U.S. Department of Health and Human Services
Douglas Forrest
 

 Contact Info

 
Tel: 301-594-6170
Email: df189j@nih.gov
 

 Select Experience

 
  • Senior InvestigatorNIDDK, NIH2004
  • Associate ProfessorMount Sinai School of Medicine, Department of Human Genetics1995–2004
  • Ph.D.Glasgow University1987
 

 Related Links

 

    Specialties
    • Developmental Biology
    • Endocrinology
    • Genetics/Genomics
    • Molecular Biology/Biochemistry
    • Neuroscience/Neurophysiology/Neurodevelopment

    Research Summary

    Research Goal

    Thyroid hormone has numerous functions both in development and in homeostasis, the body’s ability to maintain internal stability.  Although thyroid hormone is known to elicit powerful responses in the body, we do not fully understand how this happens or how disease arises when these controls become faulty.  It is therefore necessary to elucidate the mechanisms by which thyroid hormone elicits its cell-specific actions as a prerequisite to understanding the basis of thyroid disease.  Ultimately, this knowledge may aid in the design of improved treatments for thyroid disease.   

    Current Research

    Thyroid hormone controls diverse functions in both development and in adult homeostasis in vertebrate species. In humans, congenital thyroid hormone abnormalities may result in neurodevelopmental and physical retardation, whereas abnormalities in adulthood result in a range of other forms of impairment. Using genetic approaches, we aim to elucidate the mechanisms that regulate where, when, and how thyroid hormone acts and to uncover new functions for this hormone.

    Thyroid hormone receptors are nuclear receptors that act as ligand-regulated transcription factors and control a critical point at which the hormonal signal is converted into a cellular response. We investigate how thyroid hormone receptors mediate specialized functions in the endocrine system, nervous system, and other systems of the body. We also investigate genes that cooperate with the receptor genes to determine cell-specific responses. For example, it has been found that genes encoding deiodinase enzymes that control the availability of thyroid hormone in specific tissues are critical determinants in differentiation.

EXERCISES:
1. Rewrite the paragraph of the profile that begins "Thyroid hormone receptors are nuclear receptors" as a brief bulleted list that keeps its main facts.
2. Repeat the profile word for word from "Current Research" up to and including "for this hormone.".
3. According to the profile, where and in what year did Douglas Forrest earn his Ph.D.?
The material after the profile has no connection to it.

Document understanding data:
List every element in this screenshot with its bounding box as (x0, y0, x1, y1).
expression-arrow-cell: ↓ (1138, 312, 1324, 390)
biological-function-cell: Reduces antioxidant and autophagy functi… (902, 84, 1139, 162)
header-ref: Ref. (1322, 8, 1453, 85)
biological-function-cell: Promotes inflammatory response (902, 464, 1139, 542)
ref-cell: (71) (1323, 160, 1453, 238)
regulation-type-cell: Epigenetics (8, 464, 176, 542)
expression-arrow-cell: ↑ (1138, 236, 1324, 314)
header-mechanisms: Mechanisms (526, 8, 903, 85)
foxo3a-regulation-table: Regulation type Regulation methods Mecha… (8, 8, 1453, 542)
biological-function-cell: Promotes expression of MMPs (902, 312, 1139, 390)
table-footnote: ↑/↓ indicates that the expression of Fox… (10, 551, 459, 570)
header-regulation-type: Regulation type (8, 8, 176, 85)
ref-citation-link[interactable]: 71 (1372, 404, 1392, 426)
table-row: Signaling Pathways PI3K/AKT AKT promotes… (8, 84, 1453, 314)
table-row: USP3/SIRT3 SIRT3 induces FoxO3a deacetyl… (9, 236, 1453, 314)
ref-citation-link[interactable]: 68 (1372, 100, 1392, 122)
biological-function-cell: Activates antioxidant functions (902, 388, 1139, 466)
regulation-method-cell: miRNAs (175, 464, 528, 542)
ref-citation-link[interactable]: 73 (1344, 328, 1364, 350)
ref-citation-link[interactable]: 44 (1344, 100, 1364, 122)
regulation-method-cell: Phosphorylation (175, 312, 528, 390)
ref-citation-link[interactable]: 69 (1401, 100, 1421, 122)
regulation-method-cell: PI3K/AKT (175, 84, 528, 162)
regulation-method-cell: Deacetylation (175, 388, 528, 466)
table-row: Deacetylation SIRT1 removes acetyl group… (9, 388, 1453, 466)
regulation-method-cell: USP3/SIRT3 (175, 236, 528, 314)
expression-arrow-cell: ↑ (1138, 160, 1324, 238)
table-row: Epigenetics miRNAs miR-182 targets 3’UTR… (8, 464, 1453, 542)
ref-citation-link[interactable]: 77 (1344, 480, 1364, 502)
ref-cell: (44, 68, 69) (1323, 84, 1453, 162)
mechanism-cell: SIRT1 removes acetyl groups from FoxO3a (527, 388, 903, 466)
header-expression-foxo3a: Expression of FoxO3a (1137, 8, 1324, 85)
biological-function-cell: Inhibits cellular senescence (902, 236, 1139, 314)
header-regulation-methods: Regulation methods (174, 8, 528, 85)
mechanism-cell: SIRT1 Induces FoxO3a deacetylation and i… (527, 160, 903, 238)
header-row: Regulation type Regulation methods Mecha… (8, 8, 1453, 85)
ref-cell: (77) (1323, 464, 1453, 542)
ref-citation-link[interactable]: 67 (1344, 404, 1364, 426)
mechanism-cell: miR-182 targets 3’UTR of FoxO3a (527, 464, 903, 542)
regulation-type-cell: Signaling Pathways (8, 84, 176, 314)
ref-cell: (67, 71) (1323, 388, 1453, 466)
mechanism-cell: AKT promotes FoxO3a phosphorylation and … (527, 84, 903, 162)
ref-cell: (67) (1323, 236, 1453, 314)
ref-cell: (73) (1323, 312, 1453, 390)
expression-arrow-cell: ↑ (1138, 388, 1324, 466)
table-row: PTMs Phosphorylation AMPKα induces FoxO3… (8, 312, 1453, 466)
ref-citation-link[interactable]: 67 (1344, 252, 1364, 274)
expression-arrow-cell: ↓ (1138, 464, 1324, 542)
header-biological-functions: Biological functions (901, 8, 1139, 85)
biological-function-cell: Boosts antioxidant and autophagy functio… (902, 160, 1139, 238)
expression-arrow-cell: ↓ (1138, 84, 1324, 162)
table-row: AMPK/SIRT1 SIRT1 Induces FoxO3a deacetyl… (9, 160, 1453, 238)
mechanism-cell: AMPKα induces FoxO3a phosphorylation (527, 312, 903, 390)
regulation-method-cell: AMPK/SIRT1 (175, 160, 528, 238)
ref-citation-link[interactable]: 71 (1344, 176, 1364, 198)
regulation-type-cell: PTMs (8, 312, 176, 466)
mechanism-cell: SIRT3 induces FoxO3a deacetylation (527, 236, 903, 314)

COMPLETED EXERCISE:
1.
- Thyroid hormone receptors are nuclear receptors that act as ligand-regulated transcription factors.
- They control a critical point where the hormonal signal becomes a cellular response.
- The research examines how these receptors mediate specialized functions in the endocrine system, nervous system, and other body systems.
- It also studies genes that cooperate with the receptor genes to determine cell-specific responses.
- Genes encoding deiodinase enzymes, which control thyroid hormone availability in specific tissues, have been found to be critical determinants in differentiation.

2.
Current Research

    Thyroid hormone controls diverse functions in both development and in adult homeostasis in vertebrate species. In humans, congenital thyroid hormone abnormalities may result in neurodevelopmental and physical retardation, whereas abnormalities in adulthood result in a range of other forms of impairment. Using genetic approaches, we aim to elucidate the mechanisms that regulate where, when, and how thyroid hormone acts and to uncover new functions for this hormone.

3. He earned it at Glasgow University in 1987.